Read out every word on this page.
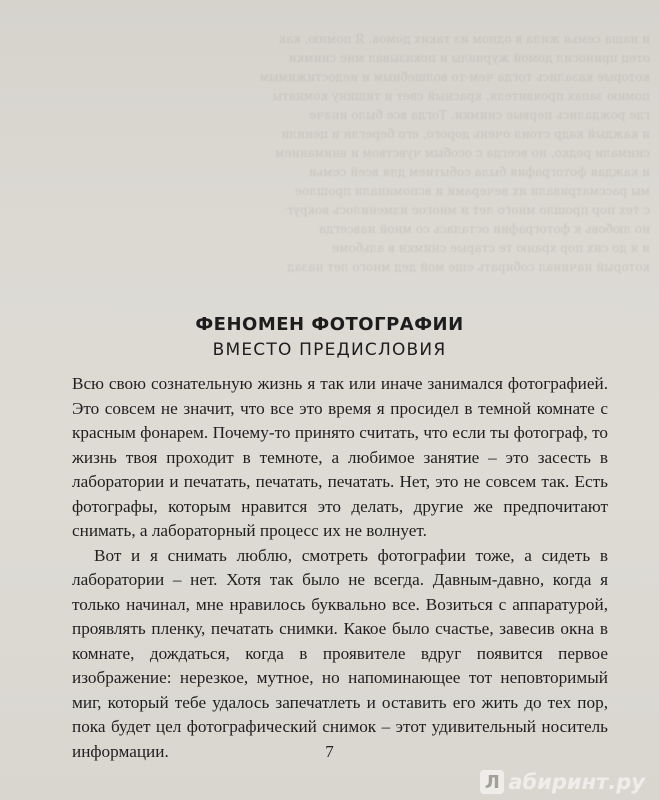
и наша семья жила в одном из таких домов. Я помню, как

отец приносил домой журналы и показывал мне снимки

которые казались тогда чем-то волшебным и недостижимым

помню запах проявителя, красный свет и тишину комнаты

где рождались первые снимки. Тогда все было иначе

и каждый кадр стоил очень дорого, его берегли и ценили

снимали редко, но всегда с особым чувством и вниманием

и каждая фотография была событием для всей семьи

мы рассматривали их вечерами и вспоминали прошлое

с тех пор прошло много лет и многое изменилось вокруг

но любовь к фотографии осталась со мной навсегда

и я до сих пор храню те старые снимки в альбоме

который начинал собирать еще мой дед много лет назад

ФЕНОМЕН ФОТОГРАФИИ
ВМЕСТО ПРЕДИСЛОВИЯ

Всю свою сознательную жизнь я так или иначе занимался фотографией. Это совсем не значит, что все это время я просидел в темной комнате с красным фонарем. Почему-то принято считать, что если ты фотограф, то жизнь твоя проходит в темноте, а любимое занятие – это засесть в лаборатории и печатать, печатать, печатать. Нет, это не совсем так. Есть фотографы, которым нравится это делать, другие же предпочитают снимать, а лабораторный процесс их не волнует.

Вот и я снимать люблю, смотреть фотографии тоже, а сидеть в лаборатории – нет. Хотя так было не всегда. Давным-давно, когда я только начинал, мне нравилось буквально все. Возиться с аппаратурой, проявлять пленку, печатать снимки. Какое было счастье, завесив окна в комнате, дождаться, когда в проявителе вдруг появится первое изображение: нерезкое, мутное, но напоминающее тот неповторимый миг, который тебе удалось запечатлеть и оставить его жить до тех пор, пока будет цел фотографический снимок – этот удивительный носитель информации.	7
Л абиринт.ру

**Task directions**
In the records above, how many lines include the string "было"? Answer with only the number.

**Solution to the problem**
2